[Problem to work on] Type out the complete listing below word for word, without its pictures.

(Items listed in a dataset)
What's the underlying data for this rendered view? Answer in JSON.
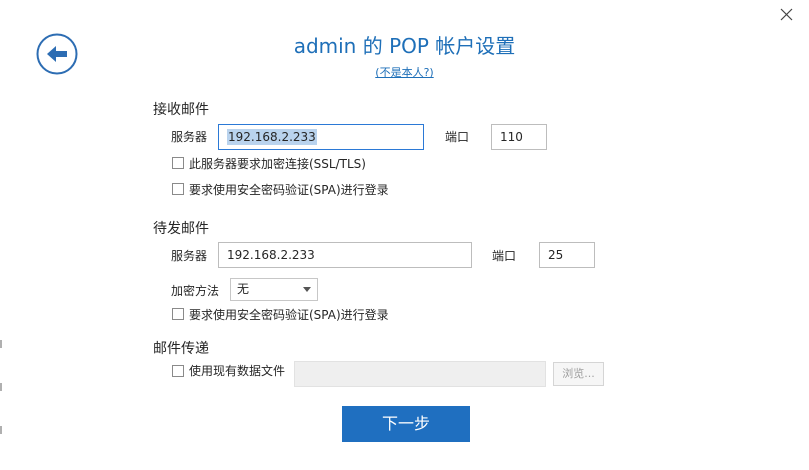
{
  "header": {
    "title": "admin 的 POP 帐户设置",
    "subtitle": "(不是本人?)"
  },
  "incoming": {
    "section_label": "接收邮件",
    "server_label": "服务器",
    "server_value": "192.168.2.233",
    "port_label": "端口",
    "port_value": "110",
    "ssl_label": "此服务器要求加密连接(SSL/TLS)",
    "spa_label": "要求使用安全密码验证(SPA)进行登录"
  },
  "outgoing": {
    "section_label": "待发邮件",
    "server_label": "服务器",
    "server_value": "192.168.2.233",
    "port_label": "端口",
    "port_value": "25",
    "encryption_label": "加密方法",
    "encryption_value": "无",
    "spa_label": "要求使用安全密码验证(SPA)进行登录"
  },
  "delivery": {
    "section_label": "邮件传递",
    "existing_file_label": "使用现有数据文件",
    "browse_label": "浏览..."
  },
  "footer": {
    "next_label": "下一步"
  },
  "colors": {
    "accent": "#1e6fb8",
    "primary_button": "#1f6fc0",
    "focus_border": "#2b79d6",
    "selection": "#b9d3ee"
  },
  "icons": {
    "back": "back-arrow-icon",
    "close": "close-icon",
    "dropdown": "chevron-down-icon"
  }
}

[Task result]
What's the underlying data for this rendered view? Answer in JSON.
{
  "header": {
    "title": "admin 的 POP 帐户设置",
    "subtitle": "(不是本人?)"
  },
  "incoming": {
    "section_label": "接收邮件",
    "server_label": "服务器",
    "server_value": "192.168.2.233",
    "port_label": "端口",
    "port_value": "110",
    "ssl_label": "此服务器要求加密连接(SSL/TLS)",
    "spa_label": "要求使用安全密码验证(SPA)进行登录"
  },
  "outgoing": {
    "section_label": "待发邮件",
    "server_label": "服务器",
    "server_value": "192.168.2.233",
    "port_label": "端口",
    "port_value": "25",
    "encryption_label": "加密方法",
    "encryption_value": "无",
    "spa_label": "要求使用安全密码验证(SPA)进行登录"
  },
  "delivery": {
    "section_label": "邮件传递",
    "existing_file_label": "使用现有数据文件",
    "browse_label": "浏览..."
  },
  "footer": {
    "next_label": "下一步"
  },
  "colors": {
    "accent": "#1e6fb8",
    "primary_button": "#1f6fc0",
    "focus_border": "#2b79d6",
    "selection": "#b9d3ee"
  },
  "icons": {
    "back": "back-arrow-icon",
    "close": "close-icon",
    "dropdown": "chevron-down-icon"
  }
}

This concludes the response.